## PASSAGE
• • •

The son of Mark Huish of Nottingham, he was born there in 1777. He wrote a short treatise on bee-culture, which was afterwards expanded and issued in various forms. His other works are nearly all poor examples of anecdotal, quasi-historical bookmaking; the Quarterly Review spoke of him as an obscure and unscrupulous scribbler. He was prolific, as witnessed by his voluminous compilations during 1835–6. He executed a few translations from the German, and in his later years some novels. Nearly all his books exhibit anti-Tory prejudices. He died in Camberwell in April 1850.

==Works==
His works comprise:
- A Treatise on the Nature, Economy, and Practical Management of Bees, London, 1815.
- Memoirs of her late Royal Highness Princess Charlotte Augusta, 1818, with a separately issued supplement, 1818.
- The Public and Private Life of George III, 1821.
- An Authentic History of the Coronation of George IV, 1821.
- Memoirs of Caroline, Queen of Great Britain, 1821, 2 vols.
- Authentic Memoir of … Frederick, Duke of York and Albany, 1827.
- Memoirs of George IV, London, 1830, 2 vols.
- The Historical Galleries of Celebrated Men (authentic portraits), 1830; only one volume published.

• • •

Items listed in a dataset
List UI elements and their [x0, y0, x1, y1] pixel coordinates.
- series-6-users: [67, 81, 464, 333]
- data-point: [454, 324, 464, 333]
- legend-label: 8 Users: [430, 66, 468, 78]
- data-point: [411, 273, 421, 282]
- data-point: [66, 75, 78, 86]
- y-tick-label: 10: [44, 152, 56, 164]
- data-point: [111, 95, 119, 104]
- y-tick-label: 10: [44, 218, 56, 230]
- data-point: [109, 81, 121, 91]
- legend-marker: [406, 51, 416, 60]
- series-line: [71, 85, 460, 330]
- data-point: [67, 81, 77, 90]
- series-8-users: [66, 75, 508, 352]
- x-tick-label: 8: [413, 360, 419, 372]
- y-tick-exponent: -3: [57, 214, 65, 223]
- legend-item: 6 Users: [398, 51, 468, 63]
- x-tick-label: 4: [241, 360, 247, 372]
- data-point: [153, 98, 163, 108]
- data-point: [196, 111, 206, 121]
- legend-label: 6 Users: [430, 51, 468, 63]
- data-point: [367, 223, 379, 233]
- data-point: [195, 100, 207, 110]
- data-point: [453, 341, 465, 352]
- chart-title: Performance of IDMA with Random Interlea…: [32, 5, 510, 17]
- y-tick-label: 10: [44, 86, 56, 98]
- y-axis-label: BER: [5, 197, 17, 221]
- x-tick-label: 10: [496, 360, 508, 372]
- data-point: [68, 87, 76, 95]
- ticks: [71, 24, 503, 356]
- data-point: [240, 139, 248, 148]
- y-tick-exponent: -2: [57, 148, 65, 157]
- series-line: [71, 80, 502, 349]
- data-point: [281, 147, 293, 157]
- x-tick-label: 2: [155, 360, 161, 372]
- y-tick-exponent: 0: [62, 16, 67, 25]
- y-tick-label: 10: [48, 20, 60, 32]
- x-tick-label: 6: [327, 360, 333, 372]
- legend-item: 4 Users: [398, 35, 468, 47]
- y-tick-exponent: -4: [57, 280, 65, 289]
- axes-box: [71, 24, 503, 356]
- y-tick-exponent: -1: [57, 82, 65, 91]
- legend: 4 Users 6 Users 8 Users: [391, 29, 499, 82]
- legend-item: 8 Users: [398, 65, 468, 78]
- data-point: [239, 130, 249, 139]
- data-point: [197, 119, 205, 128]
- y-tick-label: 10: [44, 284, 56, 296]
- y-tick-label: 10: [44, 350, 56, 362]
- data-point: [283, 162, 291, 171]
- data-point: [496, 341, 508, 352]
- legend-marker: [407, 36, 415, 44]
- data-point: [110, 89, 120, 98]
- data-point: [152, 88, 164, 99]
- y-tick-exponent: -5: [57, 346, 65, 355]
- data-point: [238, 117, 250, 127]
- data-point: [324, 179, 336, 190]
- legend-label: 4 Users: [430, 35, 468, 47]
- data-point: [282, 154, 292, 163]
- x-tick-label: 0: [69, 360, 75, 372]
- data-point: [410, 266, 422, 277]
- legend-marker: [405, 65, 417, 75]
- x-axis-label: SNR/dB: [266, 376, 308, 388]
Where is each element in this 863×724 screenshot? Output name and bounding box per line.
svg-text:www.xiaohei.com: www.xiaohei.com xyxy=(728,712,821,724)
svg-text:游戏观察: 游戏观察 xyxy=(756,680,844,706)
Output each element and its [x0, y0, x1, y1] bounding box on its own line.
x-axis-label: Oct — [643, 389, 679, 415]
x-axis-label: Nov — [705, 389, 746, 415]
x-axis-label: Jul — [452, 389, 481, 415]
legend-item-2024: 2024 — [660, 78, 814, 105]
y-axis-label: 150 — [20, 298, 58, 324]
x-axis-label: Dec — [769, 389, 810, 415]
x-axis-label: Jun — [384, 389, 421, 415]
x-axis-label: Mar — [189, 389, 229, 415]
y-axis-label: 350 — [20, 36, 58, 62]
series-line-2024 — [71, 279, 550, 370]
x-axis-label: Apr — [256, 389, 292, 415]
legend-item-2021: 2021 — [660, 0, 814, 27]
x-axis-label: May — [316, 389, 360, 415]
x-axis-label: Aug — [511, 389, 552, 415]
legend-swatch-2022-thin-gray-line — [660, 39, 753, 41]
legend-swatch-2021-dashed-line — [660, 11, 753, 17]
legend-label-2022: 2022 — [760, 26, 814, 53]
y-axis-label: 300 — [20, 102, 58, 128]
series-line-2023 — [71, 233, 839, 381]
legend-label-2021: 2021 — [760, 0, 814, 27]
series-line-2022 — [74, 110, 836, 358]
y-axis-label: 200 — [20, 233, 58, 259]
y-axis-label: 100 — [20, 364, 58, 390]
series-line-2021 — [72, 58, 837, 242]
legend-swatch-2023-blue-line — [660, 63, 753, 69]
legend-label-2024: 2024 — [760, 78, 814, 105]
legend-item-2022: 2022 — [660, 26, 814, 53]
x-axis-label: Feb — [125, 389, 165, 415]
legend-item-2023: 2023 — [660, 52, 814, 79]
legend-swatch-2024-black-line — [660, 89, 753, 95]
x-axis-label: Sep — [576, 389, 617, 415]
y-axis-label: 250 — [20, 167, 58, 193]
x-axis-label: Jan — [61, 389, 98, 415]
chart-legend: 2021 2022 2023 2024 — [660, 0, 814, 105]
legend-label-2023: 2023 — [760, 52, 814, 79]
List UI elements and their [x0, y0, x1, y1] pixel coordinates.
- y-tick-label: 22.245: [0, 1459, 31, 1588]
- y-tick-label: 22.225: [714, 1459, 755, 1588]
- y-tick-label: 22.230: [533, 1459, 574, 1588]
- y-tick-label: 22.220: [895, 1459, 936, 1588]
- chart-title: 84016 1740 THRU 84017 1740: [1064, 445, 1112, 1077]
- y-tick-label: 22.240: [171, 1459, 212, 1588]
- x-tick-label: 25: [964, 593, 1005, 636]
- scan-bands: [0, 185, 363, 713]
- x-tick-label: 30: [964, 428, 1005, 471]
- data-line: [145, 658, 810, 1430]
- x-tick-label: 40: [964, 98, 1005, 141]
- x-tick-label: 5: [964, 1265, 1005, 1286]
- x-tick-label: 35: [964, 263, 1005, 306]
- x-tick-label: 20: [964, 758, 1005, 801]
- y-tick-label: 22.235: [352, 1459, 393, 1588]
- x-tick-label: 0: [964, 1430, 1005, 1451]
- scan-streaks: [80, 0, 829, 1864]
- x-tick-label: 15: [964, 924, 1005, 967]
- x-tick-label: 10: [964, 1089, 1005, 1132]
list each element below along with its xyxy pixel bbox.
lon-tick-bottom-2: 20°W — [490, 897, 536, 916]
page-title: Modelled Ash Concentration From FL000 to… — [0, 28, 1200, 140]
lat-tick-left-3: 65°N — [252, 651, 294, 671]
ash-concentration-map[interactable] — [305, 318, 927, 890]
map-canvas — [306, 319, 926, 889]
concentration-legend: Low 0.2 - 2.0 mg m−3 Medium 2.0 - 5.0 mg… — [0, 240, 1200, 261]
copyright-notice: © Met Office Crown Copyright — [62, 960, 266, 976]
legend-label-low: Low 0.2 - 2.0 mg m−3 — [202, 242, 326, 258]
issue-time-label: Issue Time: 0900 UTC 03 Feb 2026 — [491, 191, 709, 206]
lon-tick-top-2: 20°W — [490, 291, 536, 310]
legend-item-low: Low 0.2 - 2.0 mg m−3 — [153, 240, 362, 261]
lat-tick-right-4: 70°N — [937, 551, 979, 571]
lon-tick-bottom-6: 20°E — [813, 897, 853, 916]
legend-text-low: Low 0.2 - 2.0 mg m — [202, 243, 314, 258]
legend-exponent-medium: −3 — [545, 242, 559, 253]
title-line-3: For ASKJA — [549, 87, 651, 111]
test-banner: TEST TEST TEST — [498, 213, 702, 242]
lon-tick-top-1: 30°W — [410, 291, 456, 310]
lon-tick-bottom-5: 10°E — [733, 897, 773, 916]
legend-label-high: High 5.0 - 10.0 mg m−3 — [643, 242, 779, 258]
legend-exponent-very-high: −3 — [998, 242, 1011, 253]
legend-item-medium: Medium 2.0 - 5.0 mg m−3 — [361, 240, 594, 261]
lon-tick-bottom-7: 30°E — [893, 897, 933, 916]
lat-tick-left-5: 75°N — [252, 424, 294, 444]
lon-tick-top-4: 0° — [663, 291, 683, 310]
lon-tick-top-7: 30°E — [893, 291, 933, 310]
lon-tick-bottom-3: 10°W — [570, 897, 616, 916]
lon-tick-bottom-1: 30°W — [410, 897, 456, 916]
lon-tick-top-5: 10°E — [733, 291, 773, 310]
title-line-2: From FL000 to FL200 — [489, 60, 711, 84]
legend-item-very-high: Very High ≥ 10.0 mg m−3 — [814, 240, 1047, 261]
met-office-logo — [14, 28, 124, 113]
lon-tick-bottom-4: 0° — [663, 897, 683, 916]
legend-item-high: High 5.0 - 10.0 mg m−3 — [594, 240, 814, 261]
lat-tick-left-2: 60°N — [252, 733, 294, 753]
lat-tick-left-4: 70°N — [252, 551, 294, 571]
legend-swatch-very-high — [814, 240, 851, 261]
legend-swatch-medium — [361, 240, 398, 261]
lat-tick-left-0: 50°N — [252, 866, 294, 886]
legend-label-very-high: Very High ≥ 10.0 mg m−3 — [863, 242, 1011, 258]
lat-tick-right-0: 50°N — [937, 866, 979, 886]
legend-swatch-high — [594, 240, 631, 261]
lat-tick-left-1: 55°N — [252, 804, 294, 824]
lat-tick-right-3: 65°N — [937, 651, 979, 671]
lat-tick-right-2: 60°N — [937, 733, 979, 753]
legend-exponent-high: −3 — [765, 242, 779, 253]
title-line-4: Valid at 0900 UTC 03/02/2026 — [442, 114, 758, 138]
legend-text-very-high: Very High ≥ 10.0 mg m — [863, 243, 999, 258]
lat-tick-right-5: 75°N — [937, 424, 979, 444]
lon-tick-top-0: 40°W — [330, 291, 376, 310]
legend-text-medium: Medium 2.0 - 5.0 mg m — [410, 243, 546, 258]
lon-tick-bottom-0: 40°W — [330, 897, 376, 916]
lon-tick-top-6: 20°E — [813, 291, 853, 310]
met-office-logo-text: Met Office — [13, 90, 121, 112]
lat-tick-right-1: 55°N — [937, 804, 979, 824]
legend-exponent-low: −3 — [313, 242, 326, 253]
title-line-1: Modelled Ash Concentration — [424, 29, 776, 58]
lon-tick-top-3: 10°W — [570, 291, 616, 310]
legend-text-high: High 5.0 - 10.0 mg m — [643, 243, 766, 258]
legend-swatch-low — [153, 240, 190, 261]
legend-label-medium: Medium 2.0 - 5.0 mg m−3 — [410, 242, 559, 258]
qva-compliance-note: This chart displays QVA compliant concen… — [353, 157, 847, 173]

• • •

## TASK INSTRUCTIONS
**1.** Using the biographical passage, answer these:
(a) In what place and month did he die?
(b) In what year and city was his treatise on bees published?
(c) How many volumes of The Historical Galleries of Celebrated Men were published?
**2.** Rename "Memoirs" as "Recollections" and copy out that stretch of the biographical passage: begin at the words "- The Public"; stop after "one volume published.".
**3.** Go on with the biographical passage about the author of the bee treatise, picking up after its last line.

## TASK-BY-TASK OUTPUTS
**1.**
(a) Camberwell, April 1850
(b) 1815, London
(c) One

**2.**
- The Public and Private Life of George III, 1821.
- An Authentic History of the Coronation of George IV, 1821.
- Recollections of Caroline, Queen of Great Britain, 1821, 2 vols.
- Authentic Memoir of … Frederick, Duke of York and Albany, 1827.
- Recollections of George IV, London, 1830, 2 vols.
- The Historical Galleries of Celebrated Men (authentic portraits), 1830; only one volume published.

**3.**
- The Wonders of the Animal Kingdom, London, 1830.
- The Last Voyage of Captain Sir John Ross … to the Arctic Regions in 1829–33, London, 1835.
- The Travels of Richard and John Lander … into the interior of Africa, 1835 (with a résumé of previous African travel).
- A Narrative of the Voyages of … Captain Beechey to the Pacific and Behring's Straits, London, 1836.
- The History of the Private and Political Life of Henry Hunt, Esq., his Times and Co-temporaries, 1836.
- Memoirs of William Cobbett, Esq., 1836, 2 vols.
- The Memoirs, Private and Political, of Daniel O'Connell, 1836.
- The History of the Life and Reign of William IV, the Reform Monarch of England, 1837.
- The Natural History and General Management of Bees, 1844.
- The Progress of Crime; or, Authentic Memoirs of Marie Manning, 1849.